[Begin Data records]

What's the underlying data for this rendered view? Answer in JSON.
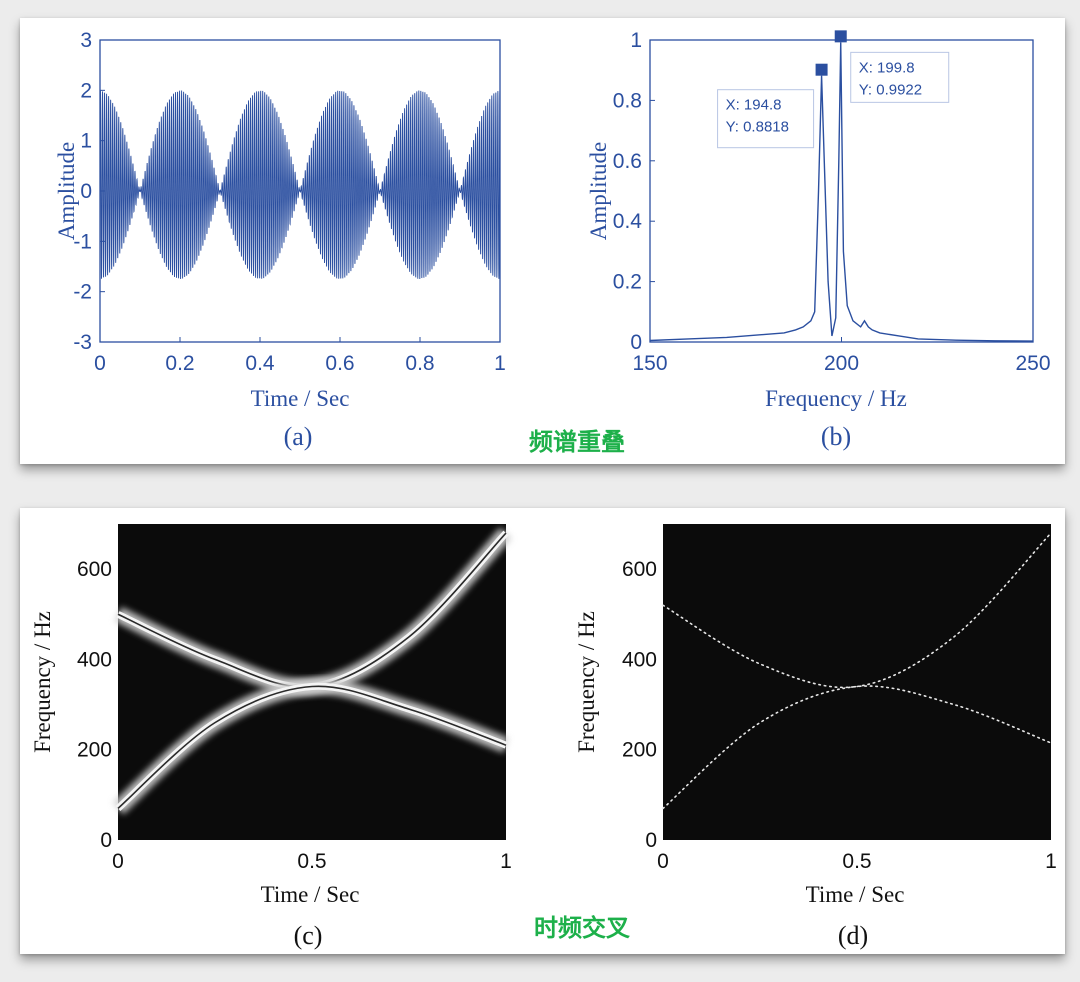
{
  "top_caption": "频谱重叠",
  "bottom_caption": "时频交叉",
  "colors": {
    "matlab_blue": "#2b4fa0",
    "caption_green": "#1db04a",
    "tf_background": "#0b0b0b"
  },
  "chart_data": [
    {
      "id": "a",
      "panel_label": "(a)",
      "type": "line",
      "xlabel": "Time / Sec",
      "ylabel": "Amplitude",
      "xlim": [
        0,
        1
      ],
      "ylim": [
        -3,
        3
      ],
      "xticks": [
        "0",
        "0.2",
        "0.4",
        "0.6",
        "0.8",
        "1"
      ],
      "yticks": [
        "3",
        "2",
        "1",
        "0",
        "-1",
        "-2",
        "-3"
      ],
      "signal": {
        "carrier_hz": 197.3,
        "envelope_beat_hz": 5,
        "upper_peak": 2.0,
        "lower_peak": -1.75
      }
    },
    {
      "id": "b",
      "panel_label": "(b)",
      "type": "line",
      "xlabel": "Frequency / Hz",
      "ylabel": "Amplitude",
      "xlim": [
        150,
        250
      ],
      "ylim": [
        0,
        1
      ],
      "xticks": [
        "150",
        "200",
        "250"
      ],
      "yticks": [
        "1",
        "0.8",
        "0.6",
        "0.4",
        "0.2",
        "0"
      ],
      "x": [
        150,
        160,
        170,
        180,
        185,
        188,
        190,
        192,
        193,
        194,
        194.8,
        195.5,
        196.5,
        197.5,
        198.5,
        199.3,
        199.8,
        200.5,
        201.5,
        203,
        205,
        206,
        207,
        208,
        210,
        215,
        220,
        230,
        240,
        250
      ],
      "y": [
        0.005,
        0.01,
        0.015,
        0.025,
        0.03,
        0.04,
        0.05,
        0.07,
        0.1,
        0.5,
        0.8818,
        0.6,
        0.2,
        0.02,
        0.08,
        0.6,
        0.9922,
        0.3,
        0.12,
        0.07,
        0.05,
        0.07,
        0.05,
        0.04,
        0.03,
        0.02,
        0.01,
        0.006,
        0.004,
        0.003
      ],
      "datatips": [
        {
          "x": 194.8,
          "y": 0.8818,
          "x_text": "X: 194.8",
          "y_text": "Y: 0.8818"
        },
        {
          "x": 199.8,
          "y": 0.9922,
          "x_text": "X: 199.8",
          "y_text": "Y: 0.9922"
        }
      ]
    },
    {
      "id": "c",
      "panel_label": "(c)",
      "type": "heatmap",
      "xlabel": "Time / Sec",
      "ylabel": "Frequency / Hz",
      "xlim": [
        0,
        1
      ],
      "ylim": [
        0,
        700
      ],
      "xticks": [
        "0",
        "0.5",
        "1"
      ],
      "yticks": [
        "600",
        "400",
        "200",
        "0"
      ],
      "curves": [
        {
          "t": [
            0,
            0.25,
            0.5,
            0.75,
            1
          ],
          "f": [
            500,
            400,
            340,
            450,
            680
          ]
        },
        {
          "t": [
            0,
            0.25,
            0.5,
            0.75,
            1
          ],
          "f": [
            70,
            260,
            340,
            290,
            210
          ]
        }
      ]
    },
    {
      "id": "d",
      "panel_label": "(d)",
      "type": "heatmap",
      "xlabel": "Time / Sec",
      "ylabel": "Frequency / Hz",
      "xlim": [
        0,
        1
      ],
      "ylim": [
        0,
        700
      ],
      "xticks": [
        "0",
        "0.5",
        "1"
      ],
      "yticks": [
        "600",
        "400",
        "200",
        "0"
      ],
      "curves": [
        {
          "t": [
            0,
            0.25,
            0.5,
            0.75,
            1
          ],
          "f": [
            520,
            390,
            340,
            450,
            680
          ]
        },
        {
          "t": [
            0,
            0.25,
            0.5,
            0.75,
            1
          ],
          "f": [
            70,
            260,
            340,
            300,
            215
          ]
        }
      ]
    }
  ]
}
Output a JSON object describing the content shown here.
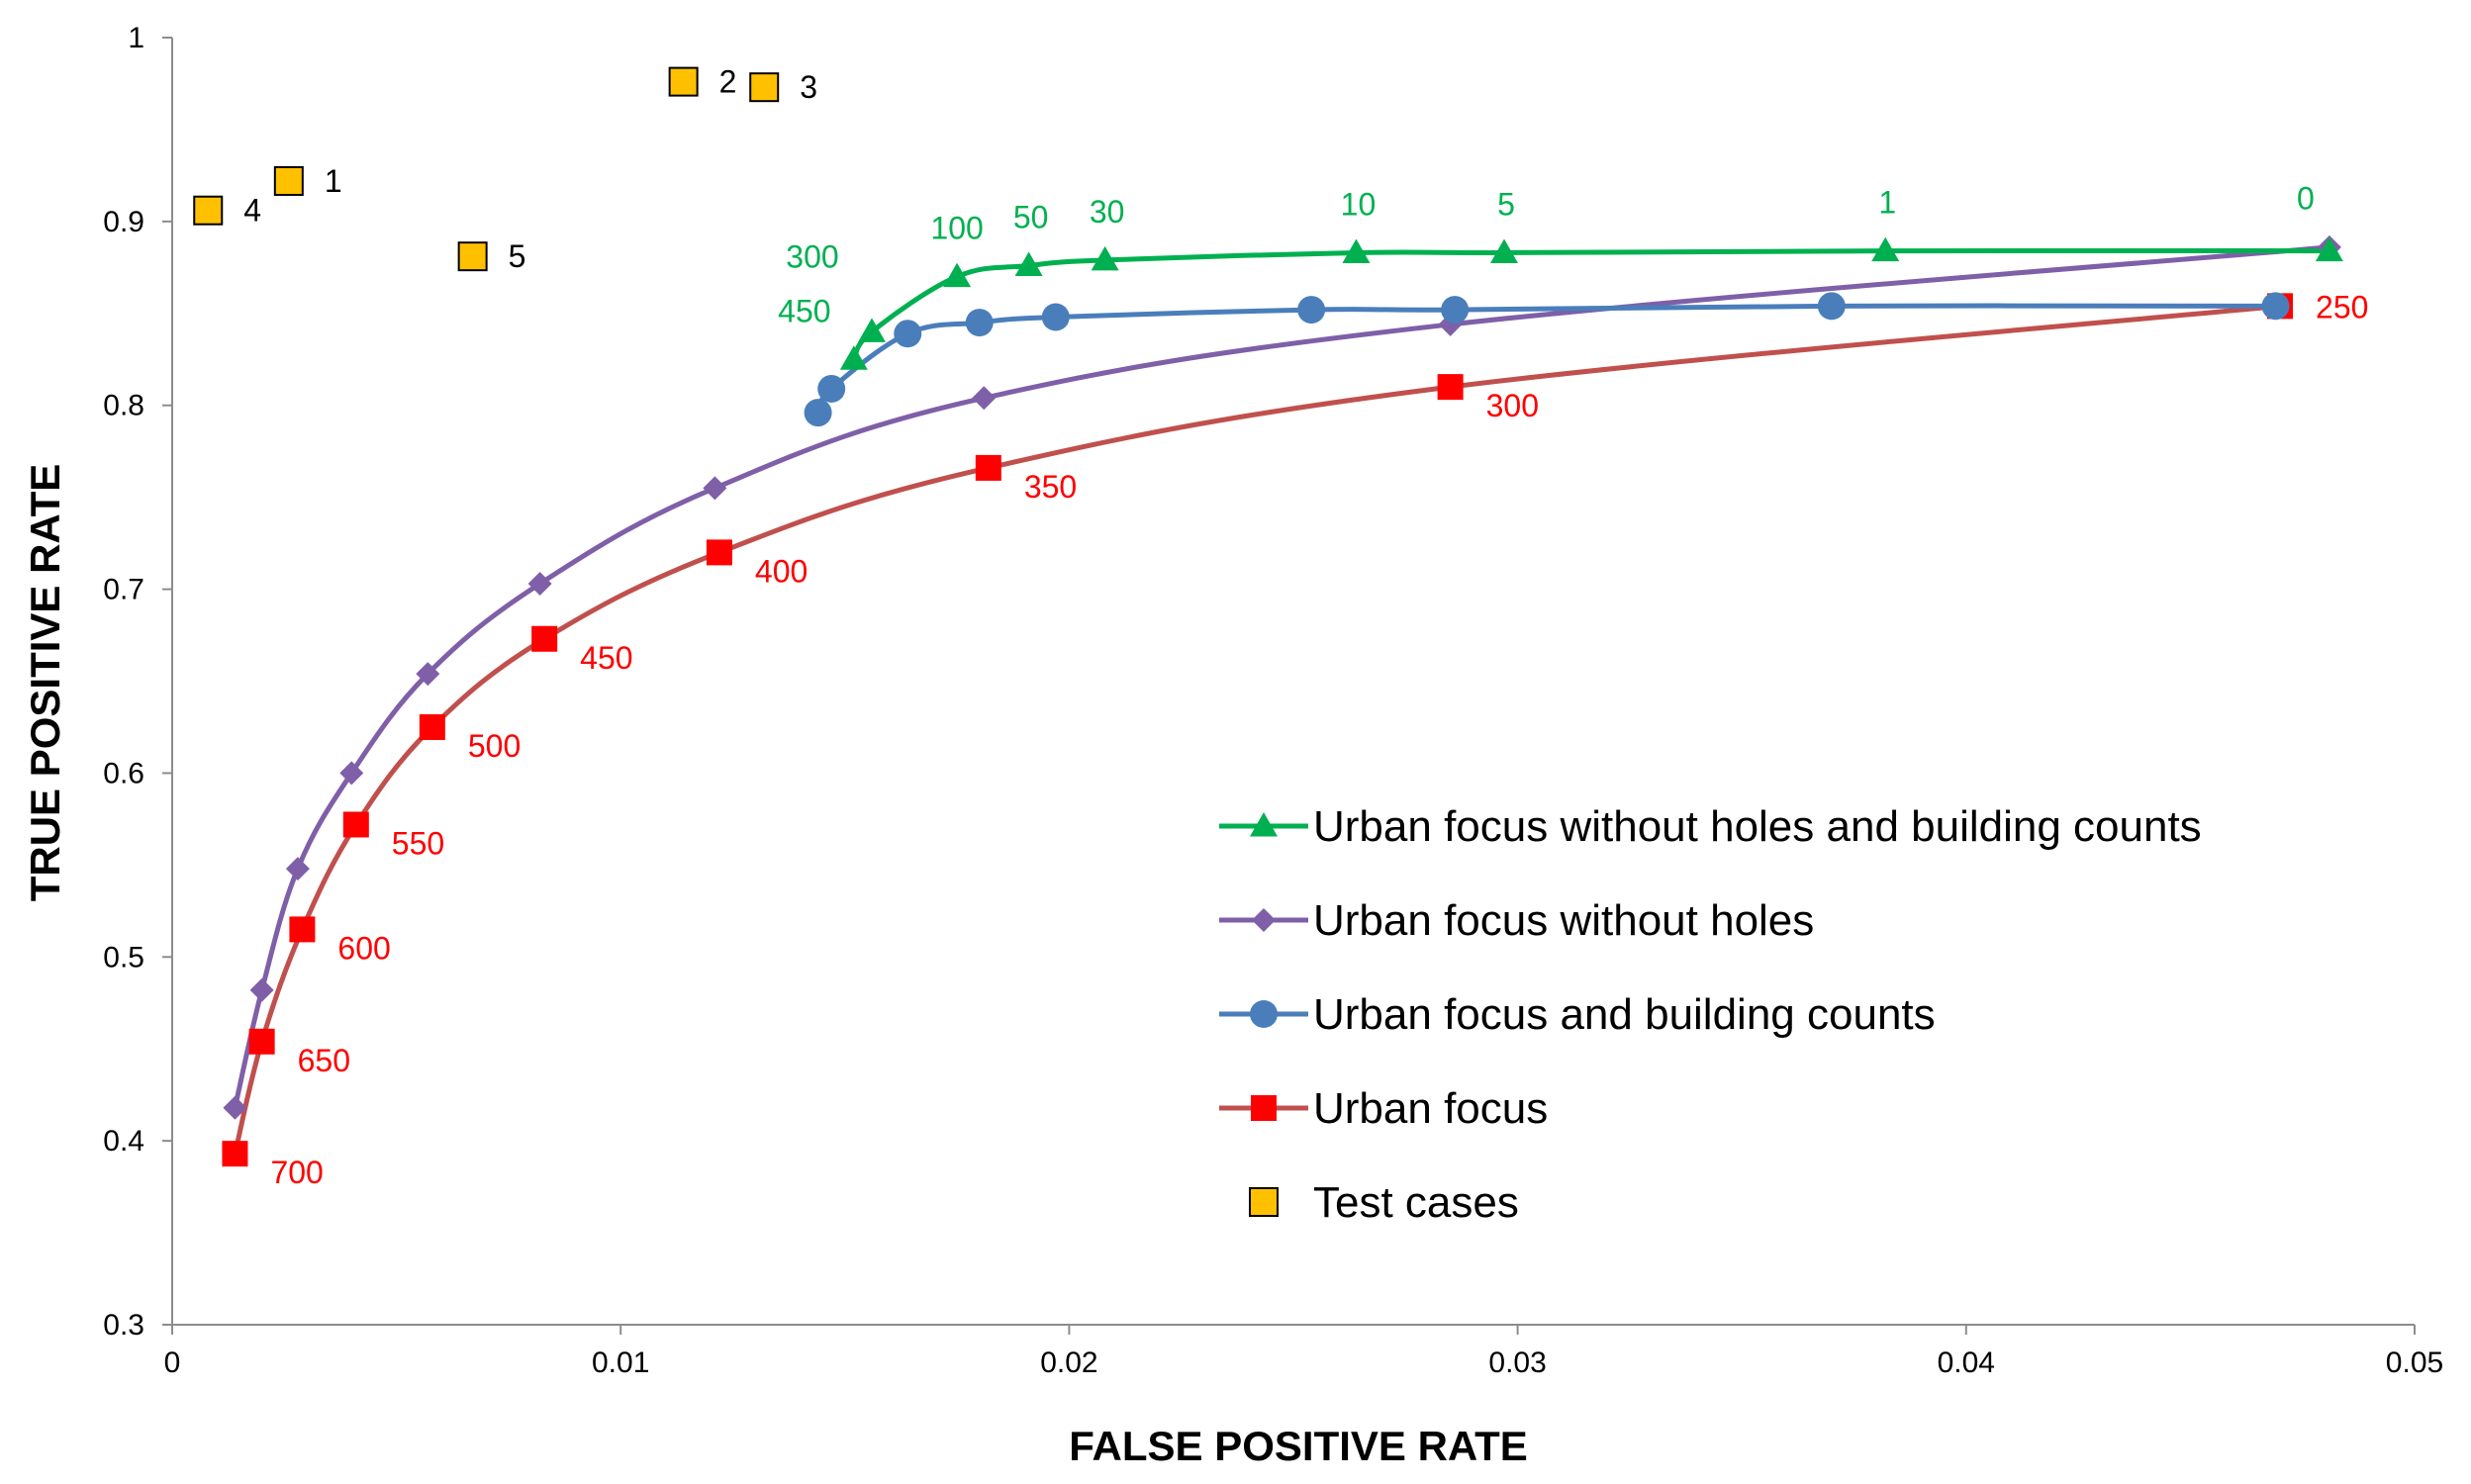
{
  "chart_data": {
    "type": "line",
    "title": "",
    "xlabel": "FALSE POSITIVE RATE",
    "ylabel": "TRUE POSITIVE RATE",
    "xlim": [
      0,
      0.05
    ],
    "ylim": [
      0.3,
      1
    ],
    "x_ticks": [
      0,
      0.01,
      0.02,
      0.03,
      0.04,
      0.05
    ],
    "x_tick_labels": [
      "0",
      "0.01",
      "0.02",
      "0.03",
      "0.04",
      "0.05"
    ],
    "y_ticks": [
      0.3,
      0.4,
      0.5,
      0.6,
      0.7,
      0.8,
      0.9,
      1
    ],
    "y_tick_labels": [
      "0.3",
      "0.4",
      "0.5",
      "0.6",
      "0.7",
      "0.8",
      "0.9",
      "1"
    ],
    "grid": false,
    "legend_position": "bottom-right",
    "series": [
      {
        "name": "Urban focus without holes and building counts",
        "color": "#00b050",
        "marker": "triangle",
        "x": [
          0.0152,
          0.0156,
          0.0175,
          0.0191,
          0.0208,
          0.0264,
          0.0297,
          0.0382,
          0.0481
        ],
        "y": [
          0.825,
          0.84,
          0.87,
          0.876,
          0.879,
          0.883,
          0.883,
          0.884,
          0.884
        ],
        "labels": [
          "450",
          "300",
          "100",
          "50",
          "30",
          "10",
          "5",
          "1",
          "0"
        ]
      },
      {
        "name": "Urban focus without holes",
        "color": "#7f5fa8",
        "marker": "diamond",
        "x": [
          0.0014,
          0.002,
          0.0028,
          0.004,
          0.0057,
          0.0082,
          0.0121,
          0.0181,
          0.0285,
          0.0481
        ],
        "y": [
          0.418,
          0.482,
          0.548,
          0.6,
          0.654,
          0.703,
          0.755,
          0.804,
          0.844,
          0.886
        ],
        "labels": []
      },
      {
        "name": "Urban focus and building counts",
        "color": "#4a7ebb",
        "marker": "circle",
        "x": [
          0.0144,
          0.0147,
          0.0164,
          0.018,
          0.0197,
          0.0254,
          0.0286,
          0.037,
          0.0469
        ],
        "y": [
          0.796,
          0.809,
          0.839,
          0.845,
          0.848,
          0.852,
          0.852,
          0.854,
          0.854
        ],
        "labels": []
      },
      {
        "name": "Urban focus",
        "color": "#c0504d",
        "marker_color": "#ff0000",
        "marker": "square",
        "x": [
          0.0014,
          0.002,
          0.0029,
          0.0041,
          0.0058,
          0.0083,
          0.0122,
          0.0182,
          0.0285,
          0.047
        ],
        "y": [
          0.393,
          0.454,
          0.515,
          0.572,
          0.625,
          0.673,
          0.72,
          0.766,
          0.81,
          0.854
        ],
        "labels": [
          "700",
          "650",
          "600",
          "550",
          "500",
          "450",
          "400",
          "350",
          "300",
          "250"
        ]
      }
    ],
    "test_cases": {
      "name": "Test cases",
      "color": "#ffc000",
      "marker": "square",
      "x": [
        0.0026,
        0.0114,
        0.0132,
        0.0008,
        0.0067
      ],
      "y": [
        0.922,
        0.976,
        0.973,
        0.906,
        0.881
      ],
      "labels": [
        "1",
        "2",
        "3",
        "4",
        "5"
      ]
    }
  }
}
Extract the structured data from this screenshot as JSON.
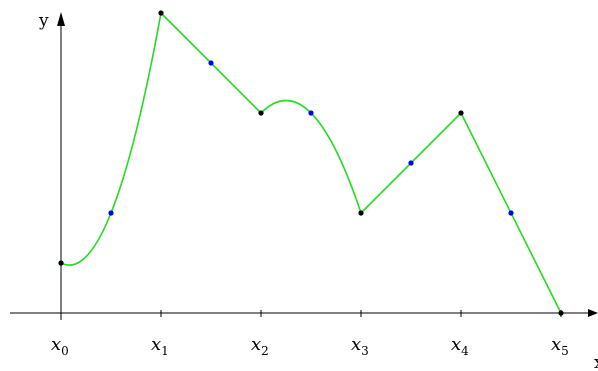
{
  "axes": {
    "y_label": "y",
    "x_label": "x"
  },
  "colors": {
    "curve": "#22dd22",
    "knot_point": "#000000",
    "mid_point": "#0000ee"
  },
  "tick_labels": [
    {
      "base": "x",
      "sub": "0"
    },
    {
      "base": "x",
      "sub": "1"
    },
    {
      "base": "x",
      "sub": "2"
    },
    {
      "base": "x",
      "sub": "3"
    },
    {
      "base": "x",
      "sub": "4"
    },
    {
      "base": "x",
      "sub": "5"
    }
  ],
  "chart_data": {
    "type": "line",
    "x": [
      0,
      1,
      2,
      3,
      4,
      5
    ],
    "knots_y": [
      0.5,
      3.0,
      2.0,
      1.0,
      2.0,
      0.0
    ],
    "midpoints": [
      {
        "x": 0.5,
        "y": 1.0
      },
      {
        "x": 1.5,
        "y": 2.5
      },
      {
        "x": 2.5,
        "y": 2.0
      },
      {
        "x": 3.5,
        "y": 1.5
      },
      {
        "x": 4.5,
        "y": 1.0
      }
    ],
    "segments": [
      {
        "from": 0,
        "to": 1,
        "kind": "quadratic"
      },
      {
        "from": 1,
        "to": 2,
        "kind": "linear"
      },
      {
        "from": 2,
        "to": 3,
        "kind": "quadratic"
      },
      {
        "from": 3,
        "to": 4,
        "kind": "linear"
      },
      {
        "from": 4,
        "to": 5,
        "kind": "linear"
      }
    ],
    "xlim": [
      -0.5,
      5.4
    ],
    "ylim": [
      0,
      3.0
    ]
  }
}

[End Data records]

▶ [Task brief]: Extract the lines beginning with the one that contains "Extract the structured" and ending with the last line of the listing. Keep them exact and drop the pictures.

▶ [Written reply]:
Extract the structured data from this screenshot as JSON.
{
  "axes": {
    "y_label": "y",
    "x_label": "x"
  },
  "colors": {
    "curve": "#22dd22",
    "knot_point": "#000000",
    "mid_point": "#0000ee"
  },
  "tick_labels": [
    {
      "base": "x",
      "sub": "0"
    },
    {
      "base": "x",
      "sub": "1"
    },
    {
      "base": "x",
      "sub": "2"
    },
    {
      "base": "x",
      "sub": "3"
    },
    {
      "base": "x",
      "sub": "4"
    },
    {
      "base": "x",
      "sub": "5"
    }
  ],
  "chart_data": {
    "type": "line",
    "x": [
      0,
      1,
      2,
      3,
      4,
      5
    ],
    "knots_y": [
      0.5,
      3.0,
      2.0,
      1.0,
      2.0,
      0.0
    ],
    "midpoints": [
      {
        "x": 0.5,
        "y": 1.0
      },
      {
        "x": 1.5,
        "y": 2.5
      },
      {
        "x": 2.5,
        "y": 2.0
      },
      {
        "x": 3.5,
        "y": 1.5
      },
      {
        "x": 4.5,
        "y": 1.0
      }
    ],
    "segments": [
      {
        "from": 0,
        "to": 1,
        "kind": "quadratic"
      },
      {
        "from": 1,
        "to": 2,
        "kind": "linear"
      },
      {
        "from": 2,
        "to": 3,
        "kind": "quadratic"
      },
      {
        "from": 3,
        "to": 4,
        "kind": "linear"
      },
      {
        "from": 4,
        "to": 5,
        "kind": "linear"
      }
    ],
    "xlim": [
      -0.5,
      5.4
    ],
    "ylim": [
      0,
      3.0
    ]
  }
}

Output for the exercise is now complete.